• _SOURCE DOCUMENT_:
-- BEGIN --
The leniting of syllable-final consonants is quite frequent in middle-class speech, and some level of lenition is sociolinguistically unmarked within Andalusia, forming part of the local standard. That said, Andalusian speakers do tend to reduce the rate of syllable-final lenition in formal speech.
Yeísmo, or the merging of /ʎ/ into /ʝ/, is general in most of Andalusia, and may likely be able to trace its origin to Astur-leonese settlers. That said, pockets of a distinction remain in rural parts of Huelva, Seville, and Cadiz. This merger has since spread to most of Latin American Spanish, and, in recent decades, to most of urban Peninsular Spanish.
/x/ is usually aspirated, or pronounced [h], except in some eastern Andalusian sub-varieties (i.e. Jaén, Granada, Almería provinces), where the dorsal [x] is retained. This aspirated pronunciation is also heard in most of Extremadura and parts of Cantabria.
Word-final /n/ often becomes a velar nasal [ŋ], including when before another word starting in a vowel, as in [meðãˈŋasko] for me dan asco 'they disgust me'. This features is shared with many other varieties of Spanish, including much of Latin America and the Canary Islands, as well as much of northwestern Spain, the likely origin of this velarization. This syllable-final nasal can even be deleted, leaving behind just a nasal vowel at the end of a word.
Intervocalic /d/ is elided in most instances, for example pesao for pesado ('heavy'), a menúo for a menudo ('often'). This is especially common in the past participle; e.g. he acabado becomes he acabao ('I have finished'). For the -ado suffix, this feature is common to all peninsular variants of Spanish, while in other positions it is widespread throughout most of the southern half of Spain. Also, as occurs in most of the Spanish-speaking world, final /d/ is usually dropped. This widespread elision of intervocalic /d/ throughout the vocabulary is also shared with several Asturian and Cantabrian dialects, pointing to a possible Asturian origin for this feature.
-- END --
• _TASK 1_:
In the text on Andalusian Spanish pronunciation, which provinces keep the dorsal [x]?

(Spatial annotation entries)
-- BEGIN --
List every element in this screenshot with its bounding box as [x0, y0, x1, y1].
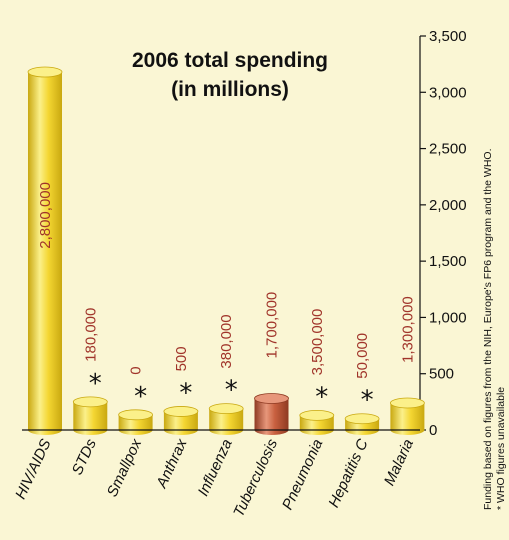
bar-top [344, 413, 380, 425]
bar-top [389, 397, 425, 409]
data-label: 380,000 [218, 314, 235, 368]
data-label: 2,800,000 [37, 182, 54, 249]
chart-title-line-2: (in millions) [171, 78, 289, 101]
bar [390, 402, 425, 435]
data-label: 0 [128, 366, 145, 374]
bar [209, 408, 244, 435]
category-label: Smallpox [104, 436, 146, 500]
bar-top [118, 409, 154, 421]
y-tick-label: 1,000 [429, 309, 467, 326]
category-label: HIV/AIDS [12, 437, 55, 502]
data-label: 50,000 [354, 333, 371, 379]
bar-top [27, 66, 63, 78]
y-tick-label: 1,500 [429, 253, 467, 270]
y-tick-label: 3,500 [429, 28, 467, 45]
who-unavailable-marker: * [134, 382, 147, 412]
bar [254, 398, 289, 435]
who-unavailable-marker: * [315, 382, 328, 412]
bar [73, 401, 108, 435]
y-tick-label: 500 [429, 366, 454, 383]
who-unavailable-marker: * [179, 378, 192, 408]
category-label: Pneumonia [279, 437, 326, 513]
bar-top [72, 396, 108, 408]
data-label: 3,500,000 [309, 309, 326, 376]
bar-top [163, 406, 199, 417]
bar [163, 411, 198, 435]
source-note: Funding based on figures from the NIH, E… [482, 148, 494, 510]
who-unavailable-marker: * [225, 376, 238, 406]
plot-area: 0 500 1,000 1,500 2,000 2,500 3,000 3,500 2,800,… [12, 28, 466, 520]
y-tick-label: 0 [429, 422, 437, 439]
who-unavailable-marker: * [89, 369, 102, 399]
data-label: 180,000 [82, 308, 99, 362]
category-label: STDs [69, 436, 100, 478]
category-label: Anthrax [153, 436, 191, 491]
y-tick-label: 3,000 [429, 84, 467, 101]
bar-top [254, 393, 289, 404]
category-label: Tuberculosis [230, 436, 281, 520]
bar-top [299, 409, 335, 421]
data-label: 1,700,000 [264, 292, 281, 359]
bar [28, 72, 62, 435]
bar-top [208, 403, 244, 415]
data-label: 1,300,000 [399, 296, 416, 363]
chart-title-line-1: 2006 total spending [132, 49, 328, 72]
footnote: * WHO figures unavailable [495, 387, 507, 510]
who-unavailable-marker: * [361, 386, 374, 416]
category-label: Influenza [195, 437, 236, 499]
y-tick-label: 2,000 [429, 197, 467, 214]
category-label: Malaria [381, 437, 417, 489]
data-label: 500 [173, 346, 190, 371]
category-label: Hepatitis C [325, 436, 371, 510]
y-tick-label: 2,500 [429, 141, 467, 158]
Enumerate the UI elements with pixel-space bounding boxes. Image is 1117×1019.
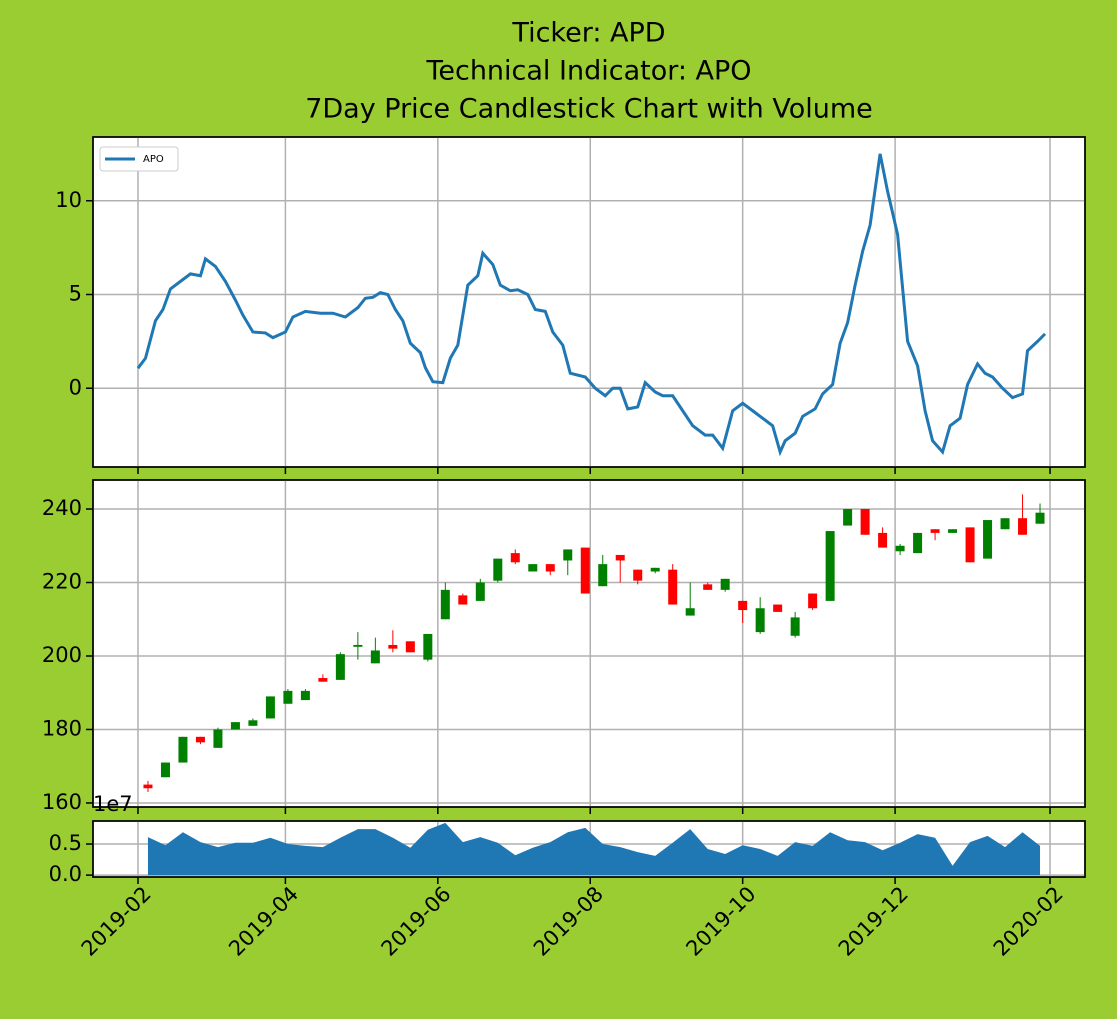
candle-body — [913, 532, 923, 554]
-- END --
• _TASK 2_:
From the entries, copy word for word the lines starting with the one containing "bar-top [344, 413, 380, 425]" and going on through the one containing "bar [73, 401, 108, 435]", both included.

• _WRITTEN ANSWER 1_:
Jaén, Granada, and Almería.

• _WRITTEN ANSWER 2_:
bar-top [344, 413, 380, 425]
bar-top [389, 397, 425, 409]
data-label: 380,000 [218, 314, 235, 368]
data-label: 2,800,000 [37, 182, 54, 249]
chart-title-line-2: (in millions) [171, 78, 289, 101]
bar [390, 402, 425, 435]
data-label: 0 [128, 366, 145, 374]
bar [209, 408, 244, 435]
category-label: Smallpox [104, 436, 146, 500]
bar-top [118, 409, 154, 421]
y-tick-label: 1,000 [429, 309, 467, 326]
category-label: HIV/AIDS [12, 437, 55, 502]
data-label: 50,000 [354, 333, 371, 379]
bar-top [27, 66, 63, 78]
y-tick-label: 1,500 [429, 253, 467, 270]
y-tick-label: 3,500 [429, 28, 467, 45]
who-unavailable-marker: * [134, 382, 147, 412]
bar [254, 398, 289, 435]
who-unavailable-marker: * [315, 382, 328, 412]
bar [73, 401, 108, 435]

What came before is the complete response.